## start DATA TO PROCESS

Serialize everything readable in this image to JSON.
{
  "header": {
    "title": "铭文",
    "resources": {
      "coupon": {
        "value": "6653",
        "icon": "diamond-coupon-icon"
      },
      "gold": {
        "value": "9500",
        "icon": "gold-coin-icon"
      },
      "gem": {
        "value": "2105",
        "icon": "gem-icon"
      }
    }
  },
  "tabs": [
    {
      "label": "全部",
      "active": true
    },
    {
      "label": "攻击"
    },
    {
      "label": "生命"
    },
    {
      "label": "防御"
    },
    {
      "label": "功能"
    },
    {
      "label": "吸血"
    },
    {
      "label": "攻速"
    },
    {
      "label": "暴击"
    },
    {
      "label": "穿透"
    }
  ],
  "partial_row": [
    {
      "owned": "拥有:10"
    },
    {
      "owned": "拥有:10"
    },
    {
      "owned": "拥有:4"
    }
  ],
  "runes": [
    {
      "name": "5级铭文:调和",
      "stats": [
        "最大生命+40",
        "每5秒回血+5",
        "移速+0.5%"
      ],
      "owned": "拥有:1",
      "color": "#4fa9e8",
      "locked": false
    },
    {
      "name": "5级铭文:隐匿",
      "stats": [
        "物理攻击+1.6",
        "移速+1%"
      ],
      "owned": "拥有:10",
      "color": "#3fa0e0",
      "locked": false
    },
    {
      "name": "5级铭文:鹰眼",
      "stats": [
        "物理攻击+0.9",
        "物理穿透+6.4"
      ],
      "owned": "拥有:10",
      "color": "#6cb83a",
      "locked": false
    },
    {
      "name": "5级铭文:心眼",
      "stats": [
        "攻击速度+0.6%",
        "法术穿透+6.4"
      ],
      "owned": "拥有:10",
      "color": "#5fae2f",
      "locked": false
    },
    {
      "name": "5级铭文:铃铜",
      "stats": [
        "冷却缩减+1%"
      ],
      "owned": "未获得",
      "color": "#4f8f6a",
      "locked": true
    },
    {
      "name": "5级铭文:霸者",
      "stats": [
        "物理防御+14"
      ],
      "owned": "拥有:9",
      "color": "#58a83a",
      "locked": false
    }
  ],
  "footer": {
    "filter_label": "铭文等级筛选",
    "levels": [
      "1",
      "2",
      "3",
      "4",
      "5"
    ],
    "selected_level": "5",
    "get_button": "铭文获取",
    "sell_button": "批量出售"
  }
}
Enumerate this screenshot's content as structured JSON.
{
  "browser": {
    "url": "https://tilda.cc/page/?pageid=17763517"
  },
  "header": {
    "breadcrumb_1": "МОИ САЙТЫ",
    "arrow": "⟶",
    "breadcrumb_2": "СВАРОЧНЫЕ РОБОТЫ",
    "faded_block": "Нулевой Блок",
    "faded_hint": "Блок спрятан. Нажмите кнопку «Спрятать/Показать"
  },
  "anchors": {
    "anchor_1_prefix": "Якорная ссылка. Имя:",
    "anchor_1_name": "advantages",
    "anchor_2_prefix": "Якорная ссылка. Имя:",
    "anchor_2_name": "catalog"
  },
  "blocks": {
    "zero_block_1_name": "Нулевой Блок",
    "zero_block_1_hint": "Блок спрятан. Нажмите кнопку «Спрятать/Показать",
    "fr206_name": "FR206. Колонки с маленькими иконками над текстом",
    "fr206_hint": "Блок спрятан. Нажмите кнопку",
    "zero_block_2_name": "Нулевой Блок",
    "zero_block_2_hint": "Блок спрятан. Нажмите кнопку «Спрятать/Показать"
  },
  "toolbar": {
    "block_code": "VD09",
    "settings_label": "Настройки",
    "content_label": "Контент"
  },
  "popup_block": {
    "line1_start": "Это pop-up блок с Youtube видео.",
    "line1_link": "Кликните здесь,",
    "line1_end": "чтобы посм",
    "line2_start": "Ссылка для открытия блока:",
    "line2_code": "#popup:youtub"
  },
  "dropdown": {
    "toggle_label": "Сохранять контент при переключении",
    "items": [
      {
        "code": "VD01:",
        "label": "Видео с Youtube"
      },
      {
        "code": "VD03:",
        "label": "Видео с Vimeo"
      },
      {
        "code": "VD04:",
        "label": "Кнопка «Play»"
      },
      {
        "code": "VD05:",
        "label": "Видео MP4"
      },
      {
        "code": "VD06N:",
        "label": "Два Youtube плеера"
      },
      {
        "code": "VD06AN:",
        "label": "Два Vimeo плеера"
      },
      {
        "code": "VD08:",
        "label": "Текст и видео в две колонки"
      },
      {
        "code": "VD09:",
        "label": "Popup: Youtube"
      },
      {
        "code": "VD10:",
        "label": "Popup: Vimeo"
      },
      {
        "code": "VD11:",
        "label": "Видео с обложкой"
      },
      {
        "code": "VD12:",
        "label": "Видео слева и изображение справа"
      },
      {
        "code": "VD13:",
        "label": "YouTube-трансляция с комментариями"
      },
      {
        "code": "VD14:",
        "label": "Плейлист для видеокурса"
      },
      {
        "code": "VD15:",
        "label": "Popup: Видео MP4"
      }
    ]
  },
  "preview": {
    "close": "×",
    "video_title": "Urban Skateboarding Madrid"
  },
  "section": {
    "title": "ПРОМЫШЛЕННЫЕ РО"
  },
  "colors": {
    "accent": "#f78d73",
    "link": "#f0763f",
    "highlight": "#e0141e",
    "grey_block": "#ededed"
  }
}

## end DATA TO PROCESS

* _DIRECTIVE_:
Select every line of the material above holding the word "спрятан" and copy it.

* _RESPONSE TO THE TASK_:
    "faded_hint": "Блок спрятан. Нажмите кнопку «Спрятать/Показать"
    "zero_block_1_hint": "Блок спрятан. Нажмите кнопку «Спрятать/Показать",
    "fr206_hint": "Блок спрятан. Нажмите кнопку",
    "zero_block_2_hint": "Блок спрятан. Нажмите кнопку «Спрятать/Показать"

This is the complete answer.